RELATED APPLICATIONS

This Application claims priority from co-pending U.S. Provisional Application Ser. No. 60/658,168, with inventors Srihari Cadambi, Srimat Chakradhar, Hirohiko Shibata, filed Mar. 7, 2005, which is incorporated in its entirety by reference.

FIELD

This disclosure teaches pre-processing techniques to perform prefix optimization for network search engines.

BACKGROUND 1. References

The following papers provide useful background information, for which they are incorporated herein by reference in their entirety, and are selectively referred to in the remainder of this disclosure by their accompanying reference codes in square brackets (i.e., [3] for the paper by Dharmapurikar)

1. P Gupta, B Prabhakar, S Boyd. Near-Optimal Routing Lookups with Bounded Worst Case Performance. in Infocomm. 2000. Tel Aviv, Israel.
2. P Gupta, N McKeown, Algorithms for Packet Classification. IEEE Network, 2001. 15(2): p. 24-32.
3. S Dharmapurikar, P Krishnamurthy, D E Taylor, Longest prefix matching using bloom filters. in Proceedings of the 2003 conference on Applications, technologies, architectures, and protocols for computer communications. August 2003.
4. S Cadambi, J Kilian, P Ashar, H Shibata, BCAM: A High-Performance, Low-Power Network Router Using Bloomier Filters. 2004, NEC Laboratories America, Inc.
5. B Chazelle, J Kilian, R Rubinfeld, A Tal, The Bloomier Filter: An Efficient Data Structure for Static Support Lookup Tables. Proceedings, Symposium on Discrete Algorithms (SODA), 2004.
6. S Cadambi, S Chakradhar, Handling Access Control Lists with a Hash-based Search Engine, in NEC Laboratories Internal Technical Report. 2005.
7. S Cadambi, S Chakradhar, A Prefix Processing Technique for Faster IP Routing. 2005.
8. S Cadambi, S Chakradhar, described network service engine: The NEC Network Search Engine. 2004.
9. V Srinivasan, G Varghese, Fast Address Lookups Using Controlled Prefix Expansion. ACM Transactions on Computer Systems (TOCS), 1999. 17(1): p. 1-40.
10. V Srinivasan, G Varghese, Method and Apparatus for Fast Hierarchical Address Lookup using Controlled Expansion of Prefixes. 2000, U.S. Pat. No. 6,011,795, Washington University, St Louis: USA.

- - - -

▸ **SHORT EXERCISE**: Print the part of the patent excerpt starting at "4. S Cadambi, J" and ending at "Search Engine. 2004.". The records have nothing to do with the patent excerpt.

- - - -

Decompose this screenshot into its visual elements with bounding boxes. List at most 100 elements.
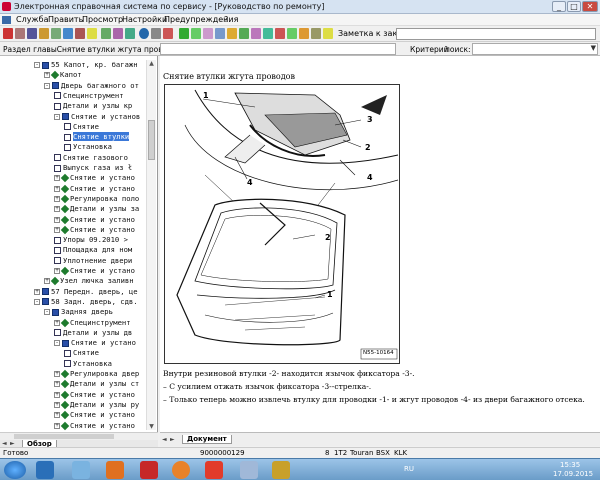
tree-item[interactable]: + Снятие и устано	[0, 410, 135, 420]
menu-service[interactable]: Служба	[16, 15, 48, 24]
tree-item[interactable]: + Снятие и устано	[0, 173, 135, 183]
tab-scroll-right-icon[interactable]: ►	[10, 440, 15, 447]
tree-item[interactable]: - Задняя дверь	[0, 307, 113, 317]
toolbar-icon-10[interactable]	[113, 28, 123, 39]
taskbar-app2-icon[interactable]	[272, 461, 290, 479]
toolbar-icon-11[interactable]	[125, 28, 135, 39]
toolbar-icon-4[interactable]	[39, 28, 49, 39]
language-indicator[interactable]: RU	[404, 465, 414, 473]
tree-vertical-scrollbar[interactable]: ▲ ▼	[146, 60, 156, 430]
tree-item[interactable]: + Регулировка поло	[0, 194, 139, 204]
expand-icon[interactable]: +	[54, 412, 60, 419]
tree-item[interactable]: + Снятие и устано	[0, 421, 135, 431]
clock-date[interactable]: 17.09.2015	[553, 470, 593, 478]
tree-item[interactable]: Детали и узлы дв	[0, 328, 132, 338]
menu-settings[interactable]: Настройки	[122, 15, 167, 24]
tree-item[interactable]: Упоры 09.2010 >	[0, 235, 128, 245]
hscroll-thumb[interactable]	[14, 434, 114, 439]
toolbar-icon-13[interactable]	[151, 28, 161, 39]
toolbar-icon-24[interactable]	[287, 28, 297, 39]
taskbar-window-icon[interactable]	[240, 461, 258, 479]
doc-tab-scroll-left-icon[interactable]: ◄	[162, 436, 167, 443]
toolbar-icon-14[interactable]	[163, 28, 173, 39]
tree-item[interactable]: Снятие	[0, 122, 99, 132]
taskbar-yandex-icon[interactable]	[205, 461, 223, 479]
expand-icon[interactable]: +	[54, 391, 60, 398]
toolbar-icon-6[interactable]	[63, 28, 73, 39]
search-dropdown[interactable]: ▼	[472, 43, 598, 55]
collapse-icon[interactable]: -	[54, 113, 60, 120]
tab-scroll-left-icon[interactable]: ◄	[2, 440, 7, 447]
collapse-icon[interactable]: -	[54, 340, 60, 347]
toolbar-icon-1[interactable]	[3, 28, 13, 39]
expand-icon[interactable]: +	[54, 216, 60, 223]
close-button[interactable]: ✕	[582, 1, 598, 12]
expand-icon[interactable]: +	[54, 268, 60, 274]
toolbar-icon-5[interactable]	[51, 28, 61, 39]
scroll-thumb[interactable]	[148, 120, 155, 160]
tree-item[interactable]: Установка	[0, 142, 112, 152]
tree-item[interactable]: - Дверь багажного от	[0, 81, 139, 91]
toolbar-icon-8[interactable]	[87, 28, 97, 39]
tree-item[interactable]: Детали и узлы кр	[0, 101, 132, 111]
expand-icon[interactable]: +	[54, 319, 60, 326]
start-button[interactable]	[4, 461, 26, 479]
toolbar-icon-20[interactable]	[239, 28, 249, 39]
toolbar-icon-27[interactable]	[323, 28, 333, 39]
tree-item[interactable]: + Капот	[0, 70, 82, 80]
menu-view[interactable]: Просмотр	[82, 15, 123, 24]
tree-item[interactable]: - 58 Задн. дверь, сдв.	[0, 297, 138, 307]
tree-item[interactable]: + Снятие и устано	[0, 184, 135, 194]
menu-help[interactable]: ?	[224, 15, 228, 24]
clock-time[interactable]: 15:35	[560, 461, 580, 469]
tree-item[interactable]: - 55 Капот, кр. багажн	[0, 60, 138, 70]
toolbar-icon-21[interactable]	[251, 28, 261, 39]
toolbar-icon-3[interactable]	[27, 28, 37, 39]
tree-item[interactable]: Снятие	[0, 348, 99, 358]
toolbar-icon-15[interactable]	[179, 28, 189, 39]
expand-icon[interactable]: +	[54, 371, 60, 377]
toolbar-icon-16[interactable]	[191, 28, 201, 39]
toolbar-icon-19[interactable]	[227, 28, 237, 39]
tree-item[interactable]: + Детали и узлы ру	[0, 400, 139, 410]
expand-icon[interactable]: +	[44, 72, 50, 79]
taskbar-ie-icon[interactable]	[36, 461, 54, 479]
tree-item[interactable]: + Снятие и устано	[0, 225, 135, 235]
toolbar-icon-25[interactable]	[299, 28, 309, 39]
tree-horizontal-scrollbar[interactable]	[0, 432, 158, 440]
order-note-input[interactable]	[396, 28, 596, 40]
tree-item[interactable]: Снятие втулки	[0, 132, 130, 142]
tree-item[interactable]: + Детали и узлы за	[0, 204, 139, 214]
tree-item[interactable]: + Снятие и устано	[0, 215, 135, 225]
expand-icon[interactable]: +	[54, 206, 60, 213]
tree-item[interactable]: + Снятие и устано	[0, 390, 135, 400]
menu-edit[interactable]: Править	[48, 15, 83, 24]
taskbar-app-icon[interactable]	[140, 461, 158, 479]
expand-icon[interactable]: +	[54, 226, 60, 233]
collapse-icon[interactable]: -	[34, 298, 40, 305]
tab-document[interactable]: Документ	[182, 435, 232, 444]
toolbar-icon-18[interactable]	[215, 28, 225, 39]
expand-icon[interactable]: +	[34, 288, 40, 295]
tree-item[interactable]: + Специнструмент	[0, 318, 131, 328]
expand-icon[interactable]: +	[54, 175, 60, 182]
expand-icon[interactable]: +	[54, 381, 60, 388]
expand-icon[interactable]: +	[44, 278, 50, 285]
toolbar-icon-9[interactable]	[101, 28, 111, 39]
collapse-icon[interactable]: -	[44, 309, 50, 316]
expand-icon[interactable]: +	[54, 195, 60, 202]
expand-icon[interactable]: +	[54, 185, 60, 192]
collapse-icon[interactable]: -	[44, 82, 50, 89]
maximize-button[interactable]: □	[567, 1, 581, 12]
tree-item[interactable]: Установка	[0, 359, 112, 369]
collapse-icon[interactable]: -	[34, 62, 40, 68]
tree-item[interactable]: Выпуск газа из ł	[0, 163, 132, 173]
tree-item[interactable]: - Снятие и установ	[0, 112, 140, 122]
toolbar-icon-26[interactable]	[311, 28, 321, 39]
scroll-up-icon[interactable]: ▲	[148, 60, 155, 67]
tree-item[interactable]: +57 Передн. дверь, це	[0, 287, 138, 297]
tree-item[interactable]: - Снятие и устано	[0, 338, 136, 348]
tree-item[interactable]: + Регулировка двер	[0, 369, 139, 379]
tree-item[interactable]: + Снятие и устано	[0, 266, 135, 276]
tree-item[interactable]: + Детали и узлы ст	[0, 379, 139, 389]
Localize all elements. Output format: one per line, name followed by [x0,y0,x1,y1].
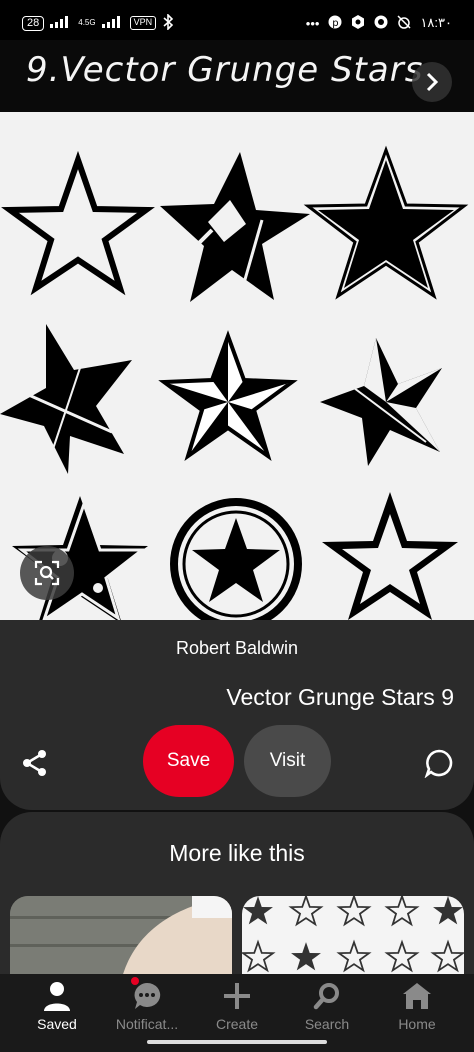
nav-saved[interactable]: Saved [17,974,97,1052]
gesture-home-indicator[interactable] [147,1040,327,1044]
more-like-this-title: More like this [169,840,305,866]
plus-icon [223,978,251,1014]
app-icon [351,14,365,32]
visit-button[interactable]: Visit [244,725,331,797]
star-grunge-outline [322,492,458,620]
lens-icon [34,560,60,586]
status-time: ۱۸:۳۰ [420,15,452,30]
nav-label-home: Home [398,1016,436,1032]
star-outline [1,150,155,296]
next-image-button[interactable] [412,62,452,102]
pin-card: 9.Vector Grunge Stars Robert Baldwin Vec… [0,40,474,810]
pin-title: Vector Grunge Stars 9 [226,684,454,710]
star-shattered [160,152,310,302]
star-cracked-nautical [320,338,442,466]
comment-icon [424,749,453,778]
more-dots-icon: ••• [305,15,320,31]
battery-indicator: 28 [22,15,45,31]
svg-text:p: p [333,18,339,29]
star-in-circle [170,498,302,620]
star-grunge-tilted [0,324,132,474]
star-nautical [158,330,298,461]
share-button[interactable] [16,744,54,782]
signal-icon [50,15,72,31]
network-type: 4.5G [78,18,96,27]
nav-home[interactable]: Home [377,974,457,1052]
nav-label-saved: Saved [37,1016,77,1032]
star-pattern-thumbnail [242,896,464,973]
nav-label-notifications: Notificat... [115,1016,179,1032]
image-banner-text: 9.Vector Grunge Stars [26,50,424,90]
whatsapp-icon [374,15,388,32]
creator-name[interactable]: Robert Baldwin [0,638,474,659]
vpn-badge: VPN [129,16,157,30]
image-title-banner: 9.Vector Grunge Stars [0,40,474,112]
person-icon [43,978,71,1014]
signal-icon-2 [101,15,124,31]
visual-search-button[interactable] [20,546,74,600]
bottom-navigation: Saved Notificat... Create Search Home [0,974,474,1052]
save-button[interactable]: Save [143,725,234,797]
related-pin-thumbnail-2[interactable] [242,896,464,986]
home-icon [402,978,432,1014]
nav-label-search: Search [304,1016,350,1032]
related-pin-thumbnail-1[interactable] [10,896,232,986]
search-icon [313,978,341,1014]
alarm-off-icon [397,14,411,32]
share-icon [23,750,46,776]
star-solid-outlined [303,145,469,300]
pin-image[interactable]: 9.Vector Grunge Stars [0,40,474,620]
pinterest-icon: p [328,15,342,32]
comment-button[interactable] [420,744,458,782]
nav-label-create: Create [215,1016,259,1032]
bluetooth-icon [162,12,174,33]
grunge-stars-artwork [0,145,469,620]
notification-dot [131,977,139,985]
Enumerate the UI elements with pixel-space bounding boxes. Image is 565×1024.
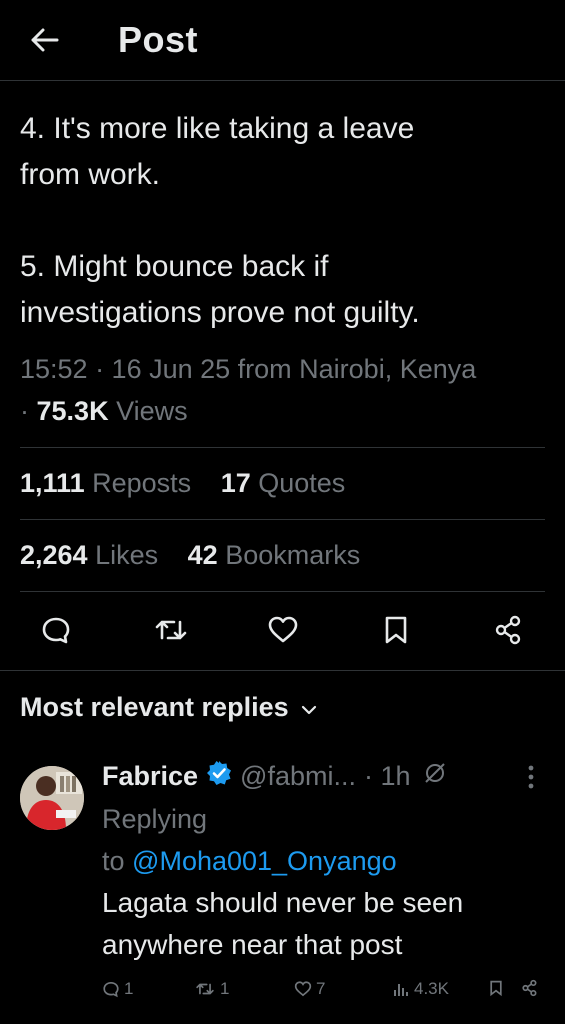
reply-text: Lagata should never be seen anywhere nea… [102,887,464,960]
chevron-down-icon [301,692,317,723]
reply-repost-button[interactable]: 1 [194,979,229,999]
reposts-link[interactable]: 1,111 Reposts [20,468,191,498]
reply-author-handle[interactable]: @fabmi... [240,761,356,792]
replies-heading: Most relevant replies [20,692,289,722]
divider [0,670,565,671]
grok-icon[interactable] [423,761,447,792]
action-bar [0,600,565,660]
like-stats: 2,264 Likes 42 Bookmarks [20,540,360,571]
reply-action-bar: 1 1 7 4.3K [0,975,565,1007]
divider [20,447,545,448]
divider [20,591,545,592]
tweet-line: from work. [20,158,161,191]
share-icon[interactable] [493,614,525,646]
tweet-text: 4. It's more like taking a leave from wo… [20,106,545,336]
bookmarks-link[interactable]: 42 Bookmarks [188,540,361,570]
tweet-line: investigations prove not guilty. [20,296,420,329]
tweet-line: 5. Might bounce back if [20,250,329,283]
reply-icon [103,981,119,998]
tweet-views: · 75.3K Views [20,396,188,426]
like-icon [294,981,312,997]
reply-share-button[interactable] [521,979,539,997]
reply-reply-button[interactable]: 1 [102,979,133,999]
back-arrow-icon[interactable] [30,25,60,55]
reply-icon[interactable] [40,614,72,646]
tweet-meta: 15:52 · 16 Jun 25 from Nairobi, Kenya · … [20,348,550,432]
views-label: Views [116,396,188,426]
reply-item[interactable]: Fabrice @fabmi... · 1h Replying to @Moha… [102,754,552,966]
views-count: 75.3K [36,396,109,426]
replying-label: Replying [102,804,208,834]
repost-icon[interactable] [154,614,187,646]
replying-to: to @Moha001_Onyango [102,846,397,876]
avatar[interactable] [20,766,84,830]
top-bar: Post [0,0,565,81]
bookmark-icon[interactable] [381,614,413,646]
views-icon [394,984,408,996]
repost-icon [196,983,214,995]
likes-link[interactable]: 2,264 Likes [20,540,158,570]
verified-badge-icon [206,760,232,793]
reply-bookmark-button[interactable] [488,979,504,997]
more-options-icon[interactable] [526,764,536,795]
quotes-link[interactable]: 17 Quotes [221,468,346,498]
page-title: Post [118,19,199,60]
divider [20,519,545,520]
tweet-timestamp[interactable]: 15:52 · 16 Jun 25 from Nairobi, Kenya [20,348,550,390]
reply-like-button[interactable]: 7 [294,979,325,999]
mention-link[interactable]: @Moha001_Onyango [132,846,397,876]
repost-stats: 1,111 Reposts 17 Quotes [20,468,345,499]
tweet-line: 4. It's more like taking a leave [20,112,415,145]
reply-time[interactable]: · 1h [364,761,411,792]
like-icon[interactable] [267,614,299,646]
replies-sort-dropdown[interactable]: Most relevant replies [20,692,317,723]
share-icon [522,979,537,997]
bookmark-icon [490,980,502,997]
reply-views-button[interactable]: 4.3K [392,979,449,999]
reply-author-name[interactable]: Fabrice [102,761,198,792]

- - - -

▸ **REPLY**:
4. S Cadambi, J Kilian, P Ashar, H Shibata, BCAM: A High-Performance, Low-Power Network Router Using Bloomier Filters. 2004, NEC Laboratories America, Inc.
5. B Chazelle, J Kilian, R Rubinfeld, A Tal, The Bloomier Filter: An Efficient Data Structure for Static Support Lookup Tables. Proceedings, Symposium on Discrete Algorithms (SODA), 2004.
6. S Cadambi, S Chakradhar, Handling Access Control Lists with a Hash-based Search Engine, in NEC Laboratories Internal Technical Report. 2005.
7. S Cadambi, S Chakradhar, A Prefix Processing Technique for Faster IP Routing. 2005.
8. S Cadambi, S Chakradhar, described network service engine: The NEC Network Search Engine. 2004.